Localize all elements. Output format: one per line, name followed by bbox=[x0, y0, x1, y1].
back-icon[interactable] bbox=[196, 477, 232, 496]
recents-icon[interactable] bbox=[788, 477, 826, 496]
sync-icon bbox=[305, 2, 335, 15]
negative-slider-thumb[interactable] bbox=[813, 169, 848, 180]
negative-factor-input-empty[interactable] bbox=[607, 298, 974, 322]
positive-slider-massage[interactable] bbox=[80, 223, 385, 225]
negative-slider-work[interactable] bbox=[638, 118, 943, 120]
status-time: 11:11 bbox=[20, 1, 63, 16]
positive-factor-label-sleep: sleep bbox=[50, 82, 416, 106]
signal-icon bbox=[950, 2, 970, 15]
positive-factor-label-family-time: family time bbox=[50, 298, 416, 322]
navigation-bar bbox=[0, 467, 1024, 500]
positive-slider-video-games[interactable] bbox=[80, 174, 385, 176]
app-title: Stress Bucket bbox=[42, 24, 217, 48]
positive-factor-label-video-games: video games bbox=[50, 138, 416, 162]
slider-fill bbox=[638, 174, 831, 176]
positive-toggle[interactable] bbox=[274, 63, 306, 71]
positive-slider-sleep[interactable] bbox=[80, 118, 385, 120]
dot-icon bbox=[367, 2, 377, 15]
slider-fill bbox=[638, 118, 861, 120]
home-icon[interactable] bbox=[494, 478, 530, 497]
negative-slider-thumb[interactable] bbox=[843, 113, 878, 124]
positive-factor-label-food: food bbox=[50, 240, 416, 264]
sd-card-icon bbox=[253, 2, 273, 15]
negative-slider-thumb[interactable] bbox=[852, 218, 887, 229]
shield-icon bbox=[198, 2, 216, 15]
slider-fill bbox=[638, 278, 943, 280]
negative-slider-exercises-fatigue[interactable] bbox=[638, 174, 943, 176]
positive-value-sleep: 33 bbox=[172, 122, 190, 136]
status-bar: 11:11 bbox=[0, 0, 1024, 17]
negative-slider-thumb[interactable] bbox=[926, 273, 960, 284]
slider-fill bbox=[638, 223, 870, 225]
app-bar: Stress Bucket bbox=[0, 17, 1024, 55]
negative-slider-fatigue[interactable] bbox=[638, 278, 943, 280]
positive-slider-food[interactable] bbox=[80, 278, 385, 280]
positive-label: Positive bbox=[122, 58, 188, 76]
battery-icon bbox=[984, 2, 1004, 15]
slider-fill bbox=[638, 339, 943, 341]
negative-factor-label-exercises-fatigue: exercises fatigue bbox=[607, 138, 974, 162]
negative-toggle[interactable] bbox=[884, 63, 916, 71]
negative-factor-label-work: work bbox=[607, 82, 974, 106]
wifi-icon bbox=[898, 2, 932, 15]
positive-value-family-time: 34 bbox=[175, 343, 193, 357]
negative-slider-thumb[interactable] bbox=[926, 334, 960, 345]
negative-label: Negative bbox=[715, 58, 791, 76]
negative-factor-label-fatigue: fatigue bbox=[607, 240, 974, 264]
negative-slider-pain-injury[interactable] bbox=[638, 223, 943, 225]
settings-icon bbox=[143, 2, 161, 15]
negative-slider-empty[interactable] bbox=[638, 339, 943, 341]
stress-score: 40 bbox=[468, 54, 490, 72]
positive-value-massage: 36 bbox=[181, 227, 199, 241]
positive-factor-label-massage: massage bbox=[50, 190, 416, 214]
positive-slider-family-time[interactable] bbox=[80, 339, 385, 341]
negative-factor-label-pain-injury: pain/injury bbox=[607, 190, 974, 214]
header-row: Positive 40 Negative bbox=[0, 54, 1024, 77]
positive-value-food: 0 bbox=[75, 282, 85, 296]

● ● ● ● ● ● ●

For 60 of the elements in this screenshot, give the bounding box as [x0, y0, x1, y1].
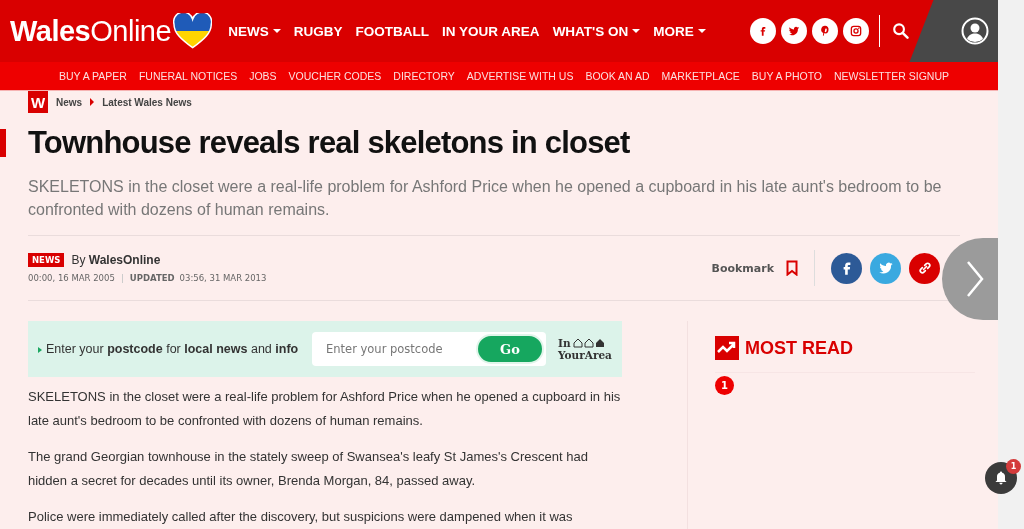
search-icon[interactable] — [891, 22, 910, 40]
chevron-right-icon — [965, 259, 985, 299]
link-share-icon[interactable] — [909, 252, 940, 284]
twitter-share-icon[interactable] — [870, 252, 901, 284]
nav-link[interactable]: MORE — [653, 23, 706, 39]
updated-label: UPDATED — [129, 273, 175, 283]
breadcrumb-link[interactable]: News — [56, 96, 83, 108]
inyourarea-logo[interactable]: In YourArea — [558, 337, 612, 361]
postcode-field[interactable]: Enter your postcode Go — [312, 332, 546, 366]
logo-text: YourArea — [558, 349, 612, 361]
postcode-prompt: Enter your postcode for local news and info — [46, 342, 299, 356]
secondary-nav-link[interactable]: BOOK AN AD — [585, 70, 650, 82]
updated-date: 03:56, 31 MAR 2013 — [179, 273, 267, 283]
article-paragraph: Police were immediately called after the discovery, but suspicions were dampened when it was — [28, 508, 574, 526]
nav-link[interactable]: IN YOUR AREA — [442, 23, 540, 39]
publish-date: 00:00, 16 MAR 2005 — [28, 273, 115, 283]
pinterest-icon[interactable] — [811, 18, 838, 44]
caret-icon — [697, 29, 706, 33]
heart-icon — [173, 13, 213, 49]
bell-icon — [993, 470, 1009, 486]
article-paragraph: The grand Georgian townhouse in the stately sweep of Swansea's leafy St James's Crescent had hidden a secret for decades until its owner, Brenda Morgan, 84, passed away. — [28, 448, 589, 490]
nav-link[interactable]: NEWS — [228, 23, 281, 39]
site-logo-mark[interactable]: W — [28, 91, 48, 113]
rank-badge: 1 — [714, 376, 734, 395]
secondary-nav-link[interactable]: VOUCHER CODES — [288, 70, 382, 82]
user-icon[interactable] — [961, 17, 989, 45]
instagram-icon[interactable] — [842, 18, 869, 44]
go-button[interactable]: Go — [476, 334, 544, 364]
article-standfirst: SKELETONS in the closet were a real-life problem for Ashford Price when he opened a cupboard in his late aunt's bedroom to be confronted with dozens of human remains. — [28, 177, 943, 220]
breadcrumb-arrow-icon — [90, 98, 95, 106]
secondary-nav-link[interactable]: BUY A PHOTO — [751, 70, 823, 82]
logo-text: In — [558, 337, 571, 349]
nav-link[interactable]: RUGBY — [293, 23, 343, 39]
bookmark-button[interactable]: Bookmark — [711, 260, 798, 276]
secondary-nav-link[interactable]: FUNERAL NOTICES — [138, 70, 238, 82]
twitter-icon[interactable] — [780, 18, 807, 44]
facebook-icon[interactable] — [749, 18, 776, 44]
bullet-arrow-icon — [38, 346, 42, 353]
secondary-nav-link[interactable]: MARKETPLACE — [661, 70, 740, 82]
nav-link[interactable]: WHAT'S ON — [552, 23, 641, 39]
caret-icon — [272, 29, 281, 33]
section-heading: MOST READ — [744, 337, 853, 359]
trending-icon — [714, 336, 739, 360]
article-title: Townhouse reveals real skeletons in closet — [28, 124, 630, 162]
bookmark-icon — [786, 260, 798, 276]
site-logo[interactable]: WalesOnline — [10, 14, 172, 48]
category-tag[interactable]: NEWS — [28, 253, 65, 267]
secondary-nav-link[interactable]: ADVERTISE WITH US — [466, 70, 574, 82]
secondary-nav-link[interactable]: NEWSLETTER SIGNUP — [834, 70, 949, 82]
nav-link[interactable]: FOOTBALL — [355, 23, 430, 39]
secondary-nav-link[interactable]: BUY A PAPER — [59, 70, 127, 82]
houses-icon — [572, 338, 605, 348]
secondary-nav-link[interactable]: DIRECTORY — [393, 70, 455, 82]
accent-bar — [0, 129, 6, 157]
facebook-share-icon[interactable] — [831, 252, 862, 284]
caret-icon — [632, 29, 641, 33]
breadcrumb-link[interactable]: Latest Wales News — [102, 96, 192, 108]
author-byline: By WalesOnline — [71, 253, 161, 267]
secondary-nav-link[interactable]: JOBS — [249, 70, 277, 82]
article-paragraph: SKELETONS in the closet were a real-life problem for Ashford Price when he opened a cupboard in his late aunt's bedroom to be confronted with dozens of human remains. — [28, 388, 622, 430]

● ● ● ● ● ● ●

Objective: Reproduce without alteration every line of the data from the line containing "Localize all elements." down to the line containing "status-time: 11:11 bbox=[20, 1, 63, 16]", including both of those lines.

Solution below:
Localize all elements. Output format: one per line, name followed by bbox=[x0, y0, x1, y1].
back-icon[interactable] bbox=[196, 477, 232, 496]
recents-icon[interactable] bbox=[788, 477, 826, 496]
sync-icon bbox=[305, 2, 335, 15]
negative-slider-thumb[interactable] bbox=[813, 169, 848, 180]
negative-factor-input-empty[interactable] bbox=[607, 298, 974, 322]
positive-slider-massage[interactable] bbox=[80, 223, 385, 225]
negative-slider-work[interactable] bbox=[638, 118, 943, 120]
status-time: 11:11 bbox=[20, 1, 63, 16]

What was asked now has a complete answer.